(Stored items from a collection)

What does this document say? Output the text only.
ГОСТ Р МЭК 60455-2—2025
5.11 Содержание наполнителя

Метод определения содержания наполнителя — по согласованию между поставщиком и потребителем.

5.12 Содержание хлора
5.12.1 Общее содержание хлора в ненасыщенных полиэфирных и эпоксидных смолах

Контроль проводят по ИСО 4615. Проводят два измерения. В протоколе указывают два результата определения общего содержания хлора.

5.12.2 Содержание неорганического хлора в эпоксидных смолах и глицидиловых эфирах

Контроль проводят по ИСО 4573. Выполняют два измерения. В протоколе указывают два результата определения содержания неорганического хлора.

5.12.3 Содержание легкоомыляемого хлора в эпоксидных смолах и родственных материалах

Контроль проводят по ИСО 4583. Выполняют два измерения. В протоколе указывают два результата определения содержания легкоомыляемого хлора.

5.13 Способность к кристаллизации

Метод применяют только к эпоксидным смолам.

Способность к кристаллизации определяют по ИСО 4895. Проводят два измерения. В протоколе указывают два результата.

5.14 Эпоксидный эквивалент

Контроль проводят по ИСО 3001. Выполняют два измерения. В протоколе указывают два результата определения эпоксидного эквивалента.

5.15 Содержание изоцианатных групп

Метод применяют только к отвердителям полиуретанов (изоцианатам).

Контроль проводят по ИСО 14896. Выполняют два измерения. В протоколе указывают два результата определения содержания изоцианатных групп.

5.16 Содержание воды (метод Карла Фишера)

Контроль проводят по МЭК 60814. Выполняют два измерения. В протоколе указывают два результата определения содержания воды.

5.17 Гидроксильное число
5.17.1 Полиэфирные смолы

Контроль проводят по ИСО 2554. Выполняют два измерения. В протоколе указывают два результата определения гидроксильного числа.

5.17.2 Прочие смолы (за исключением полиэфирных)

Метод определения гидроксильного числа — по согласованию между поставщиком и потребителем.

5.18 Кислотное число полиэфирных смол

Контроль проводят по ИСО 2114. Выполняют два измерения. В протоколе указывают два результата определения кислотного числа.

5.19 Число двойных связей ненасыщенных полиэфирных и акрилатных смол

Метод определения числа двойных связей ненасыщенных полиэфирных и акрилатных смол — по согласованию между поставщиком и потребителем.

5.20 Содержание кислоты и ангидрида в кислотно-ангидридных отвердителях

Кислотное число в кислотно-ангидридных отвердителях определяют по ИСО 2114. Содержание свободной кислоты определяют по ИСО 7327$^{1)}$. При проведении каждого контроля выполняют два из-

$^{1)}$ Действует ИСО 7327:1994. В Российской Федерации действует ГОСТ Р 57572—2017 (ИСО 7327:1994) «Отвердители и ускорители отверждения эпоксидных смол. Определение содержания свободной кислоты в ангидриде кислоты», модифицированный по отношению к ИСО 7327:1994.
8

§ Work to complete
Pick out each line above that includes "ангидридных" and show it.

§ Output for this exercise
5.20 Содержание кислоты и ангидрида в кислотно-ангидридных отвердителях
Кислотное число в кислотно-ангидридных отвердителях определяют по ИСО 2114. Содержание свободной кислоты определяют по ИСО 7327$^{1)}$. При проведении каждого контроля выполняют два из-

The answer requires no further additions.